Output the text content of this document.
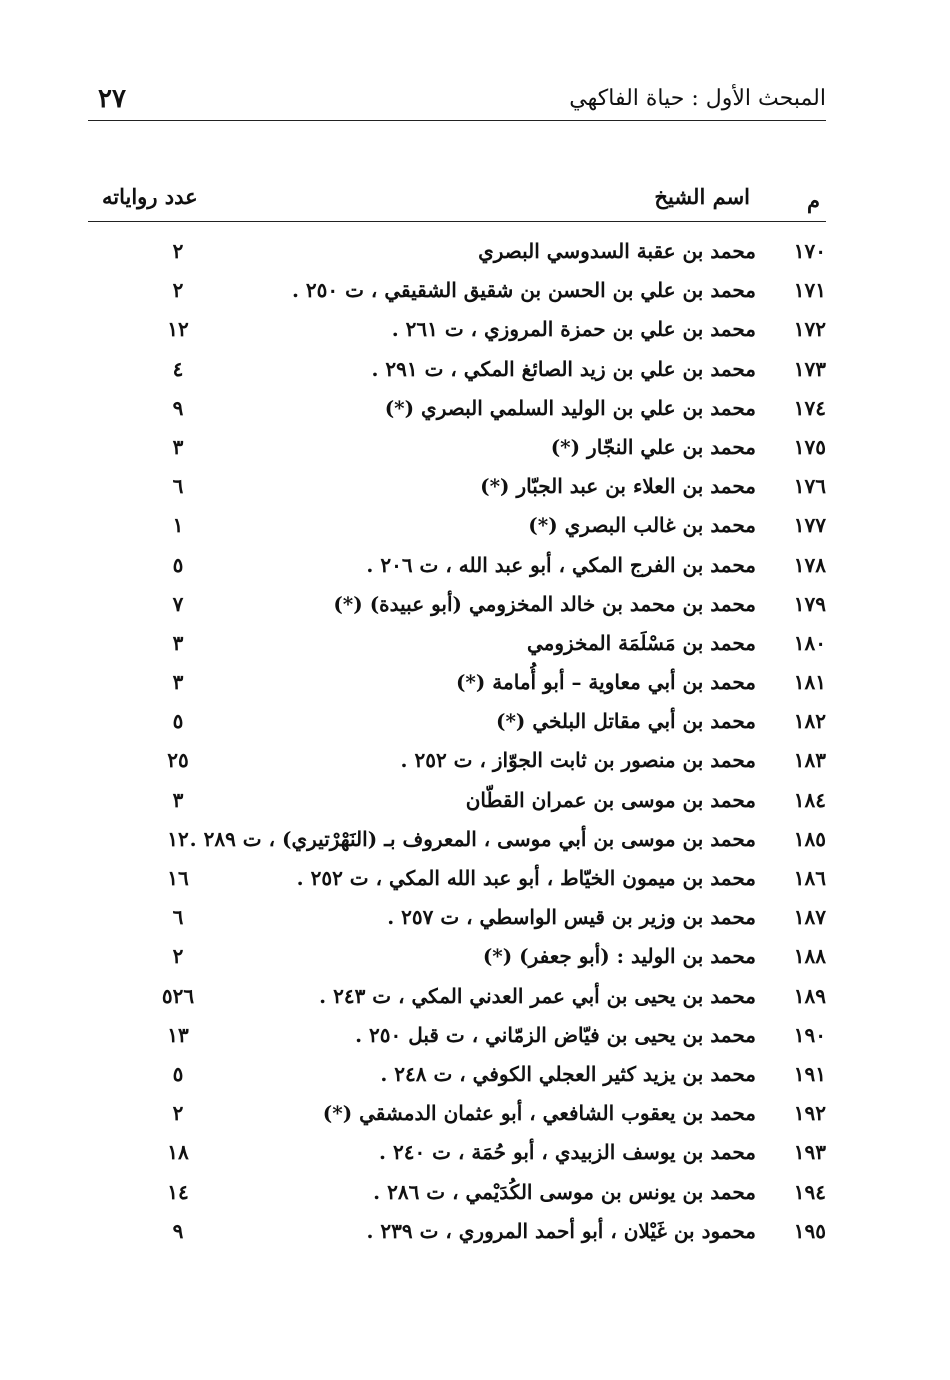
المبحث الأول : حياة الفاكهي
٢٧
م
اسم الشيخ
عدد رواياته
١٧٠
محمد بن عقبة السدوسي البصري
٢
١٧١
محمد بن علي بن الحسن بن شقيق الشقيقي ، ت ٢٥٠ .
٢
١٧٢
محمد بن علي بن حمزة المروزي ، ت ٢٦١ .
١٢
١٧٣
محمد بن علي بن زيد الصائغ المكي ، ت ٢٩١ .
٤
١٧٤
محمد بن علي بن الوليد السلمي البصري (*)
٩
١٧٥
محمد بن علي النجّار (*)
٣
١٧٦
محمد بن العلاء بن عبد الجبّار (*)
٦
١٧٧
محمد بن غالب البصري (*)
١
١٧٨
محمد بن الفرج المكي ، أبو عبد الله ، ت ٢٠٦ .
٥
١٧٩
محمد بن محمد بن خالد المخزومي (أبو عبيدة) (*)
٧
١٨٠
محمد بن مَسْلَمَة المخزومي
٣
١٨١
محمد بن أبي معاوية – أبو أُمامة (*)
٣
١٨٢
محمد بن أبي مقاتل البلخي (*)
٥
١٨٣
محمد بن منصور بن ثابت الجوّاز ، ت ٢٥٢ .
٢٥
١٨٤
محمد بن موسى بن عمران القطّان
٣
١٨٥
محمد بن موسى بن أبي موسى ، المعروف بـ (النَهْرْتيري) ، ت ٢٨٩ .
١٢
١٨٦
محمد بن ميمون الخيّاط ، أبو عبد الله المكي ، ت ٢٥٢ .
١٦
١٨٧
محمد بن وزير بن قيس الواسطي ، ت ٢٥٧ .
٦
١٨٨
محمد بن الوليد : (أبو جعفر) (*)
٢
١٨٩
محمد بن يحيى بن أبي عمر العدني المكي ، ت ٢٤٣ .
٥٢٦
١٩٠
محمد بن يحيى بن فيّاض الزمّاني ، ت قبل ٢٥٠ .
١٣
١٩١
محمد بن يزيد كثير العجلي الكوفي ، ت ٢٤٨ .
٥
١٩٢
محمد بن يعقوب الشافعي ، أبو عثمان الدمشقي (*)
٢
١٩٣
محمد بن يوسف الزبيدي ، أبو حُمَة ، ت ٢٤٠ .
١٨
١٩٤
محمد بن يونس بن موسى الكُدَيْمي ، ت ٢٨٦ .
١٤
١٩٥
محمود بن غَيْلان ، أبو أحمد المروري ، ت ٢٣٩ .
٩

_ _ _ _

> **Given task**
Copy each line of the listing that includes "يحيى".

> **Exercise solution**
محمد بن يحيى بن أبي عمر العدني المكي ، ت ٢٤٣ .
محمد بن يحيى بن فيّاض الزمّاني ، ت قبل ٢٥٠ .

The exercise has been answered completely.